- [REQUIRED TASK]: Pictures do not belong in the copy, so please give every entry below again exactly.

- [RECORDS TO PROCESS]:
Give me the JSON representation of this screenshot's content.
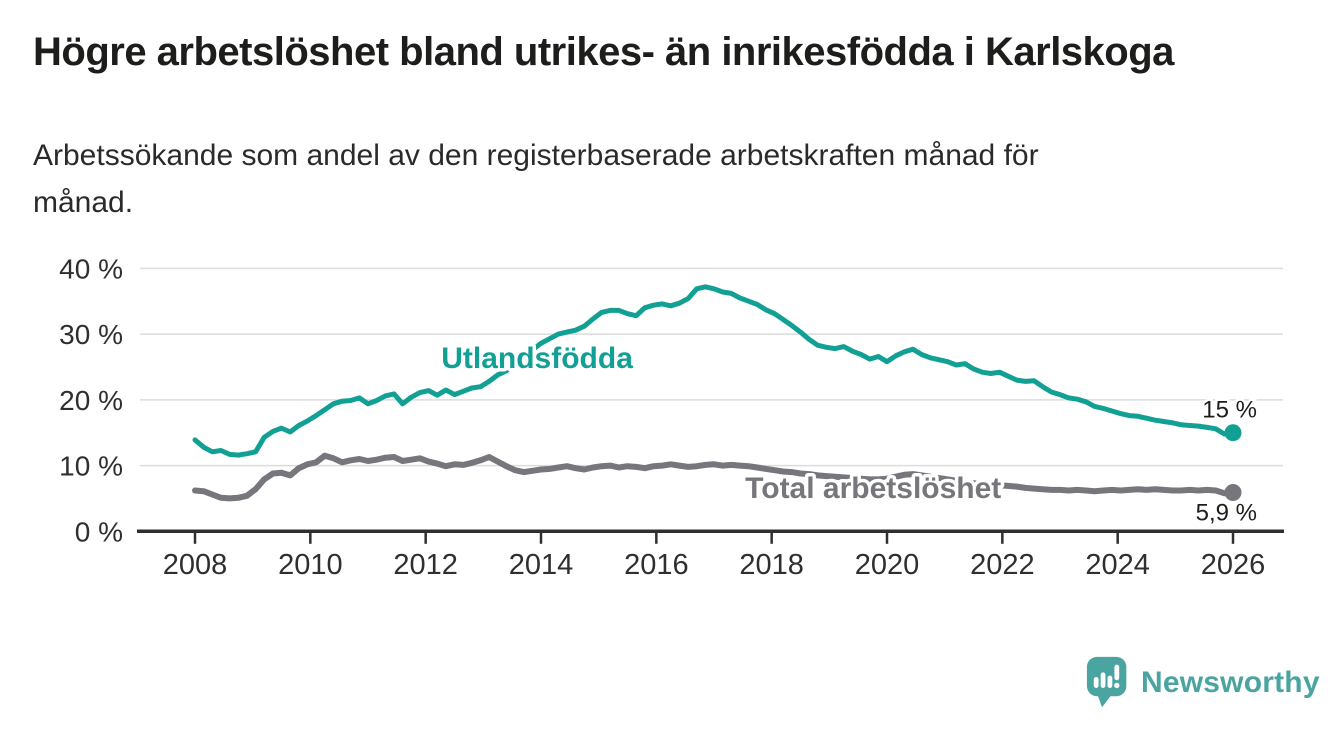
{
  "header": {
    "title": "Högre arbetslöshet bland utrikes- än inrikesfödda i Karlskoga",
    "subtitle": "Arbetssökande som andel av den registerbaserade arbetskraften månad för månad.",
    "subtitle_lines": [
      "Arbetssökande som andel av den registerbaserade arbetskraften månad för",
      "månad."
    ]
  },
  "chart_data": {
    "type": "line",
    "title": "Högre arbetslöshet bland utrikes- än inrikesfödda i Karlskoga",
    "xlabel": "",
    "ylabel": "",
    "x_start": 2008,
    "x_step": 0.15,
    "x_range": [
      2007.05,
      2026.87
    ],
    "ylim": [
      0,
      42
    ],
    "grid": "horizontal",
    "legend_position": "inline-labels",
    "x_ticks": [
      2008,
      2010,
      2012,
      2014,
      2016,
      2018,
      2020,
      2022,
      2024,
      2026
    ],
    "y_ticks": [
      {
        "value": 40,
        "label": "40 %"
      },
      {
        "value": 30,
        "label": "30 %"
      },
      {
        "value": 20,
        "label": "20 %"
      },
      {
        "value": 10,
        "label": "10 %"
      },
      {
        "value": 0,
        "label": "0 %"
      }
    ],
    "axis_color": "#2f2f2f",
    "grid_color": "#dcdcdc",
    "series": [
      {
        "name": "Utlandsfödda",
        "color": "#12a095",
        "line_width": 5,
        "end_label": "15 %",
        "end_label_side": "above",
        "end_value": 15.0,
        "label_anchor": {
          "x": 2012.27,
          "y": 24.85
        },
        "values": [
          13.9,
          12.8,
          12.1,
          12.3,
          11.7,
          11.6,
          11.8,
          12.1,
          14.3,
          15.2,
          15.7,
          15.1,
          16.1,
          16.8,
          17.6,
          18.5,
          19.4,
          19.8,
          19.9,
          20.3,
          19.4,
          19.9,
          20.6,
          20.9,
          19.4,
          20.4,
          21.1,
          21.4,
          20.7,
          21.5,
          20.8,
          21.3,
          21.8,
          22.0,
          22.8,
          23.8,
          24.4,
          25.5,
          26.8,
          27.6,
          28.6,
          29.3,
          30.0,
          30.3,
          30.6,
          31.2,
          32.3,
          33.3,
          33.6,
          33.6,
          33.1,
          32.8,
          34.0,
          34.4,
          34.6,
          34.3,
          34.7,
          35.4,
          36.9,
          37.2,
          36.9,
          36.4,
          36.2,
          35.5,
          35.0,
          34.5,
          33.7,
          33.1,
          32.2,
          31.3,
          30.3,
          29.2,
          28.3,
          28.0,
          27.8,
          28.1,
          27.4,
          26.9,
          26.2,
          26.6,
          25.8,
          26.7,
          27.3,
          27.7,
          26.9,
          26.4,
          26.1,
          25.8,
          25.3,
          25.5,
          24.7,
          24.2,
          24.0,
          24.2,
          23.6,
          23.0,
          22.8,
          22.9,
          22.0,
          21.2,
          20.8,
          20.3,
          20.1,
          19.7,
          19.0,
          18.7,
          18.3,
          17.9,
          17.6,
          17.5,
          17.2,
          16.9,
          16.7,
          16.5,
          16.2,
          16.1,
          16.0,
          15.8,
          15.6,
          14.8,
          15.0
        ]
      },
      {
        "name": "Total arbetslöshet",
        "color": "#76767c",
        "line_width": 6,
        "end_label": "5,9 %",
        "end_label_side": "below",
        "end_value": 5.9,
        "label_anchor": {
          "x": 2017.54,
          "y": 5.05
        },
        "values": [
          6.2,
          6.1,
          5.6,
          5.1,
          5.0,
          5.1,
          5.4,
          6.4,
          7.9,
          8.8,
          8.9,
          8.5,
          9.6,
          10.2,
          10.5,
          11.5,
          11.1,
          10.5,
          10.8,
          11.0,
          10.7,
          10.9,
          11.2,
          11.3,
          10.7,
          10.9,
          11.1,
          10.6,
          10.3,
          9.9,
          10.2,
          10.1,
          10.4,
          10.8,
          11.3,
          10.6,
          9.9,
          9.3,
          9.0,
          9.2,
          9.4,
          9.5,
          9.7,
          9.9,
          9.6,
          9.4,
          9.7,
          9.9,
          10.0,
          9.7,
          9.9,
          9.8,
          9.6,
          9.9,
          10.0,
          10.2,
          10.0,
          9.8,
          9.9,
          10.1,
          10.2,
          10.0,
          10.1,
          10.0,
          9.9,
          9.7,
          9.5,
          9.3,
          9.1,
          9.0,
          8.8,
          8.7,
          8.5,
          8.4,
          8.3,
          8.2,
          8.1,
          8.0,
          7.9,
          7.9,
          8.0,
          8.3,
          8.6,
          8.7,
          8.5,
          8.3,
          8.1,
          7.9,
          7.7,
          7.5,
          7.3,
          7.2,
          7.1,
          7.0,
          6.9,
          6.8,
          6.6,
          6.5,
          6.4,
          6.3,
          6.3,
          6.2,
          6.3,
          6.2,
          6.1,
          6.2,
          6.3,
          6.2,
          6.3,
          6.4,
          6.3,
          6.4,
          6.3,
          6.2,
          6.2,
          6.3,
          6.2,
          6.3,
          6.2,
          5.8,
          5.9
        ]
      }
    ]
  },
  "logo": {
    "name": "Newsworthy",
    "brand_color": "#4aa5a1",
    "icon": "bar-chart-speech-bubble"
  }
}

- [PROBLEM SOLUTION]:
Give me the JSON representation of this screenshot's content.
{
  "header": {
    "title": "Högre arbetslöshet bland utrikes- än inrikesfödda i Karlskoga",
    "subtitle": "Arbetssökande som andel av den registerbaserade arbetskraften månad för månad.",
    "subtitle_lines": [
      "Arbetssökande som andel av den registerbaserade arbetskraften månad för",
      "månad."
    ]
  },
  "chart_data": {
    "type": "line",
    "title": "Högre arbetslöshet bland utrikes- än inrikesfödda i Karlskoga",
    "xlabel": "",
    "ylabel": "",
    "x_start": 2008,
    "x_step": 0.15,
    "x_range": [
      2007.05,
      2026.87
    ],
    "ylim": [
      0,
      42
    ],
    "grid": "horizontal",
    "legend_position": "inline-labels",
    "x_ticks": [
      2008,
      2010,
      2012,
      2014,
      2016,
      2018,
      2020,
      2022,
      2024,
      2026
    ],
    "y_ticks": [
      {
        "value": 40,
        "label": "40 %"
      },
      {
        "value": 30,
        "label": "30 %"
      },
      {
        "value": 20,
        "label": "20 %"
      },
      {
        "value": 10,
        "label": "10 %"
      },
      {
        "value": 0,
        "label": "0 %"
      }
    ],
    "axis_color": "#2f2f2f",
    "grid_color": "#dcdcdc",
    "series": [
      {
        "name": "Utlandsfödda",
        "color": "#12a095",
        "line_width": 5,
        "end_label": "15 %",
        "end_label_side": "above",
        "end_value": 15.0,
        "label_anchor": {
          "x": 2012.27,
          "y": 24.85
        },
        "values": [
          13.9,
          12.8,
          12.1,
          12.3,
          11.7,
          11.6,
          11.8,
          12.1,
          14.3,
          15.2,
          15.7,
          15.1,
          16.1,
          16.8,
          17.6,
          18.5,
          19.4,
          19.8,
          19.9,
          20.3,
          19.4,
          19.9,
          20.6,
          20.9,
          19.4,
          20.4,
          21.1,
          21.4,
          20.7,
          21.5,
          20.8,
          21.3,
          21.8,
          22.0,
          22.8,
          23.8,
          24.4,
          25.5,
          26.8,
          27.6,
          28.6,
          29.3,
          30.0,
          30.3,
          30.6,
          31.2,
          32.3,
          33.3,
          33.6,
          33.6,
          33.1,
          32.8,
          34.0,
          34.4,
          34.6,
          34.3,
          34.7,
          35.4,
          36.9,
          37.2,
          36.9,
          36.4,
          36.2,
          35.5,
          35.0,
          34.5,
          33.7,
          33.1,
          32.2,
          31.3,
          30.3,
          29.2,
          28.3,
          28.0,
          27.8,
          28.1,
          27.4,
          26.9,
          26.2,
          26.6,
          25.8,
          26.7,
          27.3,
          27.7,
          26.9,
          26.4,
          26.1,
          25.8,
          25.3,
          25.5,
          24.7,
          24.2,
          24.0,
          24.2,
          23.6,
          23.0,
          22.8,
          22.9,
          22.0,
          21.2,
          20.8,
          20.3,
          20.1,
          19.7,
          19.0,
          18.7,
          18.3,
          17.9,
          17.6,
          17.5,
          17.2,
          16.9,
          16.7,
          16.5,
          16.2,
          16.1,
          16.0,
          15.8,
          15.6,
          14.8,
          15.0
        ]
      },
      {
        "name": "Total arbetslöshet",
        "color": "#76767c",
        "line_width": 6,
        "end_label": "5,9 %",
        "end_label_side": "below",
        "end_value": 5.9,
        "label_anchor": {
          "x": 2017.54,
          "y": 5.05
        },
        "values": [
          6.2,
          6.1,
          5.6,
          5.1,
          5.0,
          5.1,
          5.4,
          6.4,
          7.9,
          8.8,
          8.9,
          8.5,
          9.6,
          10.2,
          10.5,
          11.5,
          11.1,
          10.5,
          10.8,
          11.0,
          10.7,
          10.9,
          11.2,
          11.3,
          10.7,
          10.9,
          11.1,
          10.6,
          10.3,
          9.9,
          10.2,
          10.1,
          10.4,
          10.8,
          11.3,
          10.6,
          9.9,
          9.3,
          9.0,
          9.2,
          9.4,
          9.5,
          9.7,
          9.9,
          9.6,
          9.4,
          9.7,
          9.9,
          10.0,
          9.7,
          9.9,
          9.8,
          9.6,
          9.9,
          10.0,
          10.2,
          10.0,
          9.8,
          9.9,
          10.1,
          10.2,
          10.0,
          10.1,
          10.0,
          9.9,
          9.7,
          9.5,
          9.3,
          9.1,
          9.0,
          8.8,
          8.7,
          8.5,
          8.4,
          8.3,
          8.2,
          8.1,
          8.0,
          7.9,
          7.9,
          8.0,
          8.3,
          8.6,
          8.7,
          8.5,
          8.3,
          8.1,
          7.9,
          7.7,
          7.5,
          7.3,
          7.2,
          7.1,
          7.0,
          6.9,
          6.8,
          6.6,
          6.5,
          6.4,
          6.3,
          6.3,
          6.2,
          6.3,
          6.2,
          6.1,
          6.2,
          6.3,
          6.2,
          6.3,
          6.4,
          6.3,
          6.4,
          6.3,
          6.2,
          6.2,
          6.3,
          6.2,
          6.3,
          6.2,
          5.8,
          5.9
        ]
      }
    ]
  },
  "logo": {
    "name": "Newsworthy",
    "brand_color": "#4aa5a1",
    "icon": "bar-chart-speech-bubble"
  }
}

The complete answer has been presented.